— begin Data supplied —

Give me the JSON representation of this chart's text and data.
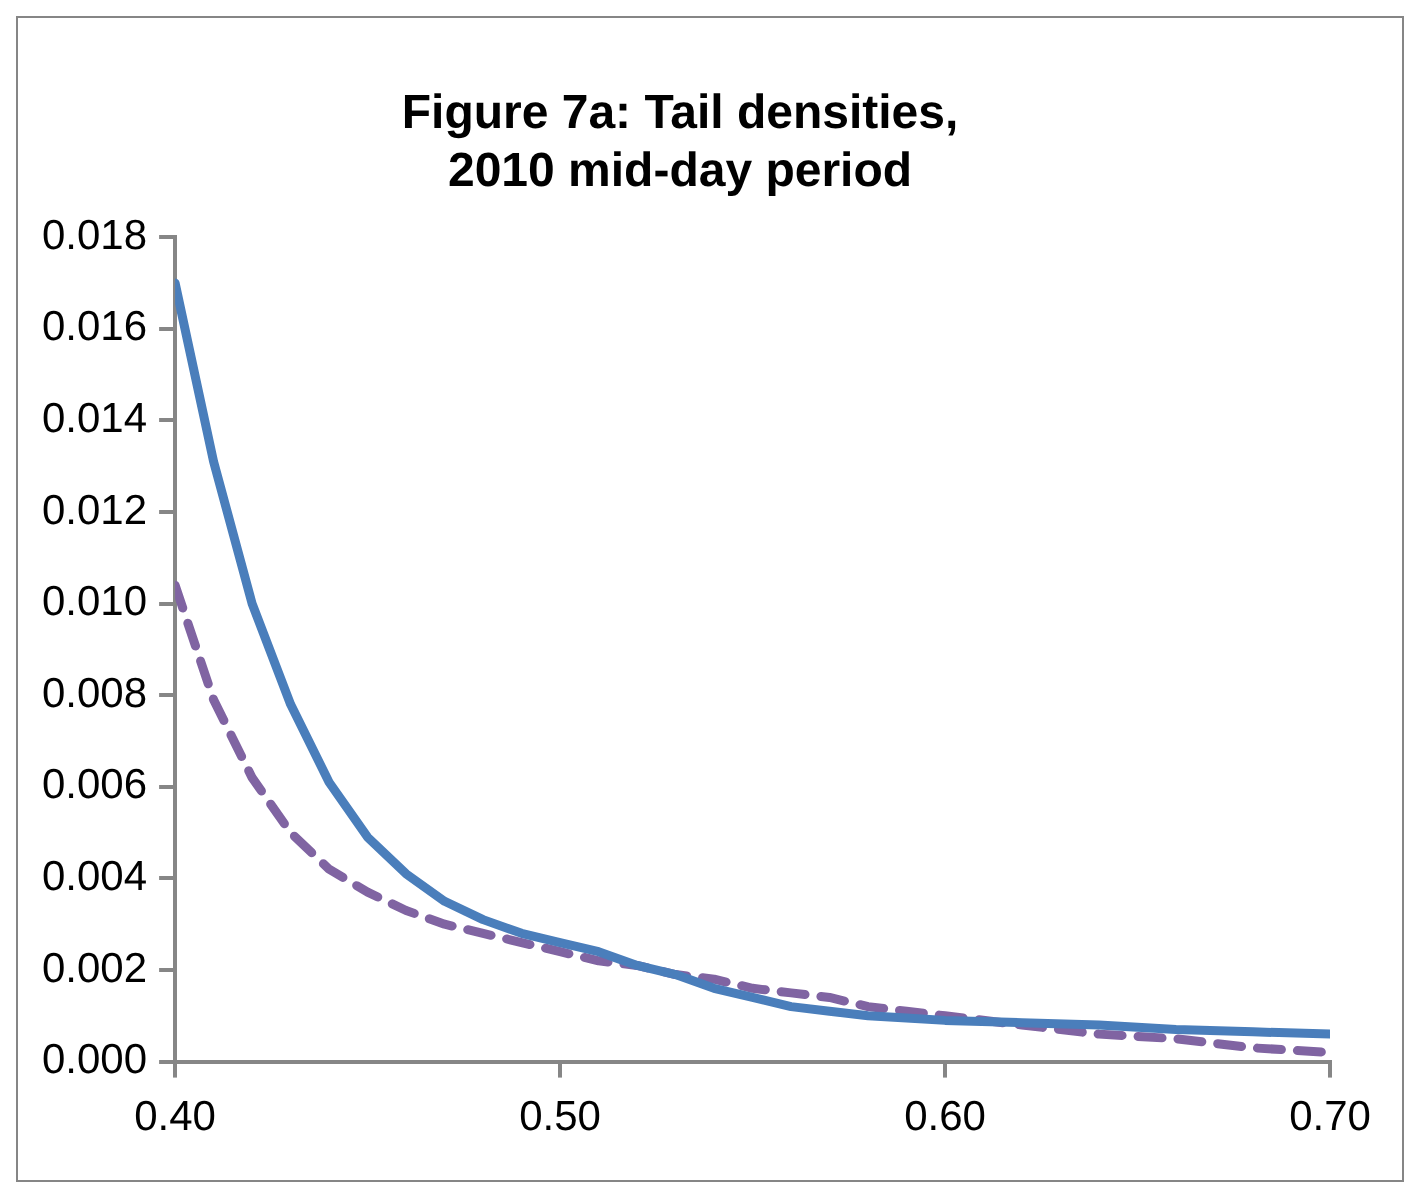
{
  "chart_data": {
    "type": "line",
    "title": "Figure 7a: Tail densities, 2010 mid-day period",
    "xlim": [
      0.4,
      0.7
    ],
    "xticks": [
      {
        "value": 0.4,
        "label": "0.40"
      },
      {
        "value": 0.5,
        "label": "0.50"
      },
      {
        "value": 0.6,
        "label": "0.60"
      },
      {
        "value": 0.7,
        "label": "0.70"
      }
    ],
    "ylim": [
      0,
      0.018
    ],
    "yticks": [
      {
        "value": 0,
        "label": "0.000"
      },
      {
        "value": 0.002,
        "label": "0.002"
      },
      {
        "value": 0.004,
        "label": "0.004"
      },
      {
        "value": 0.006,
        "label": "0.006"
      },
      {
        "value": 0.008,
        "label": "0.008"
      },
      {
        "value": 0.01,
        "label": "0.010"
      },
      {
        "value": 0.012,
        "label": "0.012"
      },
      {
        "value": 0.014,
        "label": "0.014"
      },
      {
        "value": 0.016,
        "label": "0.016"
      },
      {
        "value": 0.018,
        "label": "0.018"
      }
    ],
    "grid": false,
    "legend": false,
    "marker": "none",
    "series": [
      {
        "color": "#4a7ebb",
        "line_style": "solid",
        "x": [
          0.4,
          0.41,
          0.42,
          0.43,
          0.44,
          0.45,
          0.46,
          0.47,
          0.48,
          0.49,
          0.5,
          0.51,
          0.52,
          0.53,
          0.54,
          0.55,
          0.56,
          0.57,
          0.58,
          0.59,
          0.6,
          0.62,
          0.64,
          0.66,
          0.68,
          0.7
        ],
        "values": [
          0.017,
          0.0131,
          0.01,
          0.0078,
          0.0061,
          0.0049,
          0.0041,
          0.0035,
          0.0031,
          0.0028,
          0.0026,
          0.0024,
          0.0021,
          0.0019,
          0.0016,
          0.0014,
          0.0012,
          0.0011,
          0.001,
          0.00095,
          0.0009,
          0.00085,
          0.0008,
          0.0007,
          0.00065,
          0.0006
        ]
      },
      {
        "color": "#8064a2",
        "line_style": "dashed",
        "x": [
          0.4,
          0.41,
          0.42,
          0.43,
          0.44,
          0.45,
          0.46,
          0.47,
          0.48,
          0.49,
          0.5,
          0.51,
          0.52,
          0.53,
          0.54,
          0.55,
          0.56,
          0.57,
          0.58,
          0.59,
          0.6,
          0.62,
          0.64,
          0.66,
          0.68,
          0.7
        ],
        "values": [
          0.0104,
          0.0079,
          0.0062,
          0.005,
          0.0042,
          0.0037,
          0.0033,
          0.003,
          0.0028,
          0.0026,
          0.0024,
          0.0022,
          0.0021,
          0.0019,
          0.0018,
          0.0016,
          0.0015,
          0.0014,
          0.0012,
          0.0011,
          0.001,
          0.0008,
          0.0006,
          0.0005,
          0.0003,
          0.0002
        ]
      }
    ]
  }
}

— end Data supplied —

§ **Instruction**: Reproduce every line precisely as given, omitting all pictures.

§ **Solution for this task**:
Give me the JSON representation of this chart's text and data.
{
  "chart_data": {
    "type": "line",
    "title": "Figure 7a: Tail densities, 2010 mid-day period",
    "xlim": [
      0.4,
      0.7
    ],
    "xticks": [
      {
        "value": 0.4,
        "label": "0.40"
      },
      {
        "value": 0.5,
        "label": "0.50"
      },
      {
        "value": 0.6,
        "label": "0.60"
      },
      {
        "value": 0.7,
        "label": "0.70"
      }
    ],
    "ylim": [
      0,
      0.018
    ],
    "yticks": [
      {
        "value": 0,
        "label": "0.000"
      },
      {
        "value": 0.002,
        "label": "0.002"
      },
      {
        "value": 0.004,
        "label": "0.004"
      },
      {
        "value": 0.006,
        "label": "0.006"
      },
      {
        "value": 0.008,
        "label": "0.008"
      },
      {
        "value": 0.01,
        "label": "0.010"
      },
      {
        "value": 0.012,
        "label": "0.012"
      },
      {
        "value": 0.014,
        "label": "0.014"
      },
      {
        "value": 0.016,
        "label": "0.016"
      },
      {
        "value": 0.018,
        "label": "0.018"
      }
    ],
    "grid": false,
    "legend": false,
    "marker": "none",
    "series": [
      {
        "color": "#4a7ebb",
        "line_style": "solid",
        "x": [
          0.4,
          0.41,
          0.42,
          0.43,
          0.44,
          0.45,
          0.46,
          0.47,
          0.48,
          0.49,
          0.5,
          0.51,
          0.52,
          0.53,
          0.54,
          0.55,
          0.56,
          0.57,
          0.58,
          0.59,
          0.6,
          0.62,
          0.64,
          0.66,
          0.68,
          0.7
        ],
        "values": [
          0.017,
          0.0131,
          0.01,
          0.0078,
          0.0061,
          0.0049,
          0.0041,
          0.0035,
          0.0031,
          0.0028,
          0.0026,
          0.0024,
          0.0021,
          0.0019,
          0.0016,
          0.0014,
          0.0012,
          0.0011,
          0.001,
          0.00095,
          0.0009,
          0.00085,
          0.0008,
          0.0007,
          0.00065,
          0.0006
        ]
      },
      {
        "color": "#8064a2",
        "line_style": "dashed",
        "x": [
          0.4,
          0.41,
          0.42,
          0.43,
          0.44,
          0.45,
          0.46,
          0.47,
          0.48,
          0.49,
          0.5,
          0.51,
          0.52,
          0.53,
          0.54,
          0.55,
          0.56,
          0.57,
          0.58,
          0.59,
          0.6,
          0.62,
          0.64,
          0.66,
          0.68,
          0.7
        ],
        "values": [
          0.0104,
          0.0079,
          0.0062,
          0.005,
          0.0042,
          0.0037,
          0.0033,
          0.003,
          0.0028,
          0.0026,
          0.0024,
          0.0022,
          0.0021,
          0.0019,
          0.0018,
          0.0016,
          0.0015,
          0.0014,
          0.0012,
          0.0011,
          0.001,
          0.0008,
          0.0006,
          0.0005,
          0.0003,
          0.0002
        ]
      }
    ]
  }
}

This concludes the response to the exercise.